## begin Task inputs

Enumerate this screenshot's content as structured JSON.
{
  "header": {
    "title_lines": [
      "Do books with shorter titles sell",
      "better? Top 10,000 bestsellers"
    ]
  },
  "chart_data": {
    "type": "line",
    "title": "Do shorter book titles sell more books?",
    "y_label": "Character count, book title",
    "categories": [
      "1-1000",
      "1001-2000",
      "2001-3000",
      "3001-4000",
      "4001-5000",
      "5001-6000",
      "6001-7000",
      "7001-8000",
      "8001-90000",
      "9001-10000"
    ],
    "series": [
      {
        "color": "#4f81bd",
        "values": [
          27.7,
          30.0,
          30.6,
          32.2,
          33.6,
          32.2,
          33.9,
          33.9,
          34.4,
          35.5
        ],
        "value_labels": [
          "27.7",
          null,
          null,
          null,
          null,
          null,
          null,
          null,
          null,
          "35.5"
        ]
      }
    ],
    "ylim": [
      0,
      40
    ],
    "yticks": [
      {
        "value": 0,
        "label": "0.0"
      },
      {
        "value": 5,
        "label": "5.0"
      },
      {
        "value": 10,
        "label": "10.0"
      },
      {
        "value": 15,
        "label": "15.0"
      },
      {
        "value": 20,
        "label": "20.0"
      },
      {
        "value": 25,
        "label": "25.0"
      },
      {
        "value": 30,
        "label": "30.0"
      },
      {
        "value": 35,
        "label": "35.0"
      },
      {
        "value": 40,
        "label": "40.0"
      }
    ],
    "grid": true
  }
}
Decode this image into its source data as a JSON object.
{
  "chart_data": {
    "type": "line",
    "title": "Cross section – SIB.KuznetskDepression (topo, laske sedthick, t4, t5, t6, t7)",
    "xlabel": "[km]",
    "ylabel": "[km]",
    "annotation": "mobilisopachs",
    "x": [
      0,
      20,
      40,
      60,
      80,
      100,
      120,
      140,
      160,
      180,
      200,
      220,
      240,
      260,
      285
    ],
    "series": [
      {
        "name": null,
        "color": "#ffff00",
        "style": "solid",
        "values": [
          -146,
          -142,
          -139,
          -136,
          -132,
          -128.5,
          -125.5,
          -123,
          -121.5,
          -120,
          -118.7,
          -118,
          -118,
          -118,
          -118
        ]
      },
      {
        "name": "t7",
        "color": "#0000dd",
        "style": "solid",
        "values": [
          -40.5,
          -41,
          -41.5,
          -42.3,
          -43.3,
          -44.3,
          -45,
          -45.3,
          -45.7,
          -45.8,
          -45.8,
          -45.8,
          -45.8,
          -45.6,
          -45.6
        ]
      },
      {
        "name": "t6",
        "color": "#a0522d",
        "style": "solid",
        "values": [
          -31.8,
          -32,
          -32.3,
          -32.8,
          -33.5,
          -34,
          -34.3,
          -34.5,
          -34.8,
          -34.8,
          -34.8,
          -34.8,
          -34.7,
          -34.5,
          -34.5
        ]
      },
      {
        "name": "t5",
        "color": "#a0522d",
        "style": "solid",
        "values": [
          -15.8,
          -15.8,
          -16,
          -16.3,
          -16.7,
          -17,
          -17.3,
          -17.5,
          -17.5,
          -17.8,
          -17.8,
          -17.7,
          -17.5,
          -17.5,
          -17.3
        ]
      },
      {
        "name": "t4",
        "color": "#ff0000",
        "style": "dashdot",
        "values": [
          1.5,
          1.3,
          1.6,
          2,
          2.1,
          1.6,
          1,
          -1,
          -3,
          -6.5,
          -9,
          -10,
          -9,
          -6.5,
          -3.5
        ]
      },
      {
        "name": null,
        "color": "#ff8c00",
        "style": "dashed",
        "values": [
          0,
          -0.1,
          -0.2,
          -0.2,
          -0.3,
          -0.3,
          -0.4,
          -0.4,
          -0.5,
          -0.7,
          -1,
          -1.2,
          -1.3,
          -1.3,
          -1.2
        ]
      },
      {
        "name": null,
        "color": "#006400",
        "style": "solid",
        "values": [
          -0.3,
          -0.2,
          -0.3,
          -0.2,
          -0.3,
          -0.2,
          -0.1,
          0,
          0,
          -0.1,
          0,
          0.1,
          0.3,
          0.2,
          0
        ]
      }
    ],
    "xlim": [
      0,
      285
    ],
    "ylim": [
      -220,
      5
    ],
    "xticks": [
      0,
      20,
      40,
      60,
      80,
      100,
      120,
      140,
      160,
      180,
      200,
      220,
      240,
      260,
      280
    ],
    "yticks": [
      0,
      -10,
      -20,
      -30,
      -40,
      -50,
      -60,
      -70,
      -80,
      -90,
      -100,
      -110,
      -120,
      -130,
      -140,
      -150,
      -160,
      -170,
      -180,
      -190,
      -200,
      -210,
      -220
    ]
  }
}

## end Task inputs

Reproduce the material above, every line of it, exactly.

Enumerate this screenshot's content as structured JSON.
{
  "header": {
    "title_lines": [
      "Do books with shorter titles sell",
      "better? Top 10,000 bestsellers"
    ]
  },
  "chart_data": {
    "type": "line",
    "title": "Do shorter book titles sell more books?",
    "y_label": "Character count, book title",
    "categories": [
      "1-1000",
      "1001-2000",
      "2001-3000",
      "3001-4000",
      "4001-5000",
      "5001-6000",
      "6001-7000",
      "7001-8000",
      "8001-90000",
      "9001-10000"
    ],
    "series": [
      {
        "color": "#4f81bd",
        "values": [
          27.7,
          30.0,
          30.6,
          32.2,
          33.6,
          32.2,
          33.9,
          33.9,
          34.4,
          35.5
        ],
        "value_labels": [
          "27.7",
          null,
          null,
          null,
          null,
          null,
          null,
          null,
          null,
          "35.5"
        ]
      }
    ],
    "ylim": [
      0,
      40
    ],
    "yticks": [
      {
        "value": 0,
        "label": "0.0"
      },
      {
        "value": 5,
        "label": "5.0"
      },
      {
        "value": 10,
        "label": "10.0"
      },
      {
        "value": 15,
        "label": "15.0"
      },
      {
        "value": 20,
        "label": "20.0"
      },
      {
        "value": 25,
        "label": "25.0"
      },
      {
        "value": 30,
        "label": "30.0"
      },
      {
        "value": 35,
        "label": "35.0"
      },
      {
        "value": 40,
        "label": "40.0"
      }
    ],
    "grid": true
  }
}
Decode this image into its source data as a JSON object.
{
  "chart_data": {
    "type": "line",
    "title": "Cross section – SIB.KuznetskDepression (topo, laske sedthick, t4, t5, t6, t7)",
    "xlabel": "[km]",
    "ylabel": "[km]",
    "annotation": "mobilisopachs",
    "x": [
      0,
      20,
      40,
      60,
      80,
      100,
      120,
      140,
      160,
      180,
      200,
      220,
      240,
      260,
      285
    ],
    "series": [
      {
        "name": null,
        "color": "#ffff00",
        "style": "solid",
        "values": [
          -146,
          -142,
          -139,
          -136,
          -132,
          -128.5,
          -125.5,
          -123,
          -121.5,
          -120,
          -118.7,
          -118,
          -118,
          -118,
          -118
        ]
      },
      {
        "name": "t7",
        "color": "#0000dd",
        "style": "solid",
        "values": [
          -40.5,
          -41,
          -41.5,
          -42.3,
          -43.3,
          -44.3,
          -45,
          -45.3,
          -45.7,
          -45.8,
          -45.8,
          -45.8,
          -45.8,
          -45.6,
          -45.6
        ]
      },
      {
        "name": "t6",
        "color": "#a0522d",
        "style": "solid",
        "values": [
          -31.8,
          -32,
          -32.3,
          -32.8,
          -33.5,
          -34,
          -34.3,
          -34.5,
          -34.8,
          -34.8,
          -34.8,
          -34.8,
          -34.7,
          -34.5,
          -34.5
        ]
      },
      {
        "name": "t5",
        "color": "#a0522d",
        "style": "solid",
        "values": [
          -15.8,
          -15.8,
          -16,
          -16.3,
          -16.7,
          -17,
          -17.3,
          -17.5,
          -17.5,
          -17.8,
          -17.8,
          -17.7,
          -17.5,
          -17.5,
          -17.3
        ]
      },
      {
        "name": "t4",
        "color": "#ff0000",
        "style": "dashdot",
        "values": [
          1.5,
          1.3,
          1.6,
          2,
          2.1,
          1.6,
          1,
          -1,
          -3,
          -6.5,
          -9,
          -10,
          -9,
          -6.5,
          -3.5
        ]
      },
      {
        "name": null,
        "color": "#ff8c00",
        "style": "dashed",
        "values": [
          0,
          -0.1,
          -0.2,
          -0.2,
          -0.3,
          -0.3,
          -0.4,
          -0.4,
          -0.5,
          -0.7,
          -1,
          -1.2,
          -1.3,
          -1.3,
          -1.2
        ]
      },
      {
        "name": null,
        "color": "#006400",
        "style": "solid",
        "values": [
          -0.3,
          -0.2,
          -0.3,
          -0.2,
          -0.3,
          -0.2,
          -0.1,
          0,
          0,
          -0.1,
          0,
          0.1,
          0.3,
          0.2,
          0
        ]
      }
    ],
    "xlim": [
      0,
      285
    ],
    "ylim": [
      -220,
      5
    ],
    "xticks": [
      0,
      20,
      40,
      60,
      80,
      100,
      120,
      140,
      160,
      180,
      200,
      220,
      240,
      260,
      280
    ],
    "yticks": [
      0,
      -10,
      -20,
      -30,
      -40,
      -50,
      -60,
      -70,
      -80,
      -90,
      -100,
      -110,
      -120,
      -130,
      -140,
      -150,
      -160,
      -170,
      -180,
      -190,
      -200,
      -210,
      -220
    ]
  }
}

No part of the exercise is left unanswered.